Texto de lectura:
+ + +

A menudo en la Sagrada Escritura resuena este “despertar” de Dios: “Despertad, vigilad” y otros similares: “No caigáis en el sueño”, “No cerréis vuestro corazón”. La Iglesia nos dirige estas invitaciones con frecuencia y especialmente en Adviento y en Cuaresma, los tiempos fuertes de la liturgia: “Es tiempo de despertarse del sueño” (Rm., 13, 11).

¿Por qué? Porque todos somos llevados, por instinto, a adormecernos, a habituarnos, a caer en lo bajo. A disminuir la tensión espiritual y moral. También el ambiente que nos circunda ―hoy secularizado, mundanizado, pagano, homologante― nos arrastra a lo bajo. Nosotros, sobre todo hoy en que todo se conjura contra Dios y su Cristo, debemos reencontrar en nuestra fe católica, en Jesús que habita en nuestros corazones, el valor/heroísmo de andar contra corriente, contra el viento tras las huellas de los santos, de los jóvenes santos que no faltan tampoco en el mundo de hoy, desenfrenado en la carne y disparatado en el espíritu.

¡Jesús viene!

+ + +

Material proporcionado:
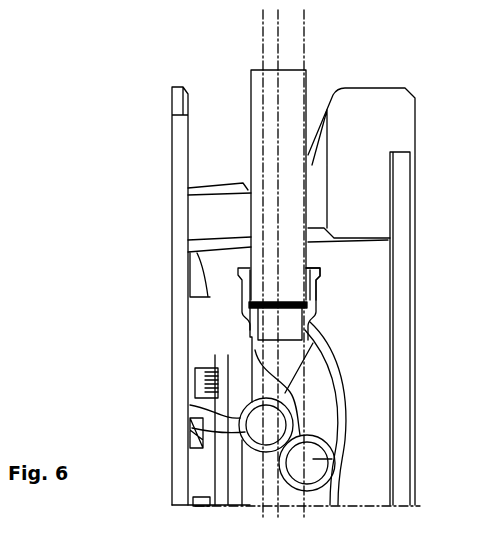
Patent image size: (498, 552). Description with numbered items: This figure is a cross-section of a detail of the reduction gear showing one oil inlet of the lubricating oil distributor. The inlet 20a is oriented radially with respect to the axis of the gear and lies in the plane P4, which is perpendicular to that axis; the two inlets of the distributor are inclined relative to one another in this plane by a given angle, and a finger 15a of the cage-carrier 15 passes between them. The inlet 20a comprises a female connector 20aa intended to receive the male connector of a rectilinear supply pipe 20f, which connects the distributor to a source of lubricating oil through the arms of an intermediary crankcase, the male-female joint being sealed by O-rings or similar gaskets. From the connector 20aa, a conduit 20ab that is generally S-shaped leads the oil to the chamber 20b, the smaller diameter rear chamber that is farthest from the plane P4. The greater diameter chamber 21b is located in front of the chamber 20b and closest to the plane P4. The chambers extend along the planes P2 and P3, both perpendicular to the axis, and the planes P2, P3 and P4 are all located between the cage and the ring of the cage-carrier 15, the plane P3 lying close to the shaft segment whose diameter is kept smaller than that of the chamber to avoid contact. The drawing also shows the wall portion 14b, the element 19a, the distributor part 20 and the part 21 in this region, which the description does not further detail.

+ + +

Tareas del ejercicio:
(1) Transcribe literalmente el pasaje del texto de lectura que va desde "A menudo en" hasta "(Rm., 13, 11).".
(2) Resume el texto de lectura en dos oraciones.
(3) Según el texto de lectura, ¿en qué tiempos litúrgicos dirige la Iglesia especialmente las invitaciones a despertar?

Soluciones:
(1)
A menudo en la Sagrada Escritura resuena este “despertar” de Dios: “Despertad, vigilad” y otros similares: “No caigáis en el sueño”, “No cerréis vuestro corazón”. La Iglesia nos dirige estas invitaciones con frecuencia y especialmente en Adviento y en Cuaresma, los tiempos fuertes de la liturgia: “Es tiempo de despertarse del sueño” (Rm., 13, 11).

(2) La Sagrada Escritura y la Iglesia, especialmente en Adviento y en Cuaresma, invitan con frecuencia a despertar y vigilar. Esto se debe a que el instinto y un ambiente secularizado arrastran a lo bajo, por lo que hay que reencontrar en la fe católica y en Jesús el valor de andar contra corriente tras las huellas de los santos.

(3) En Adviento y en Cuaresma.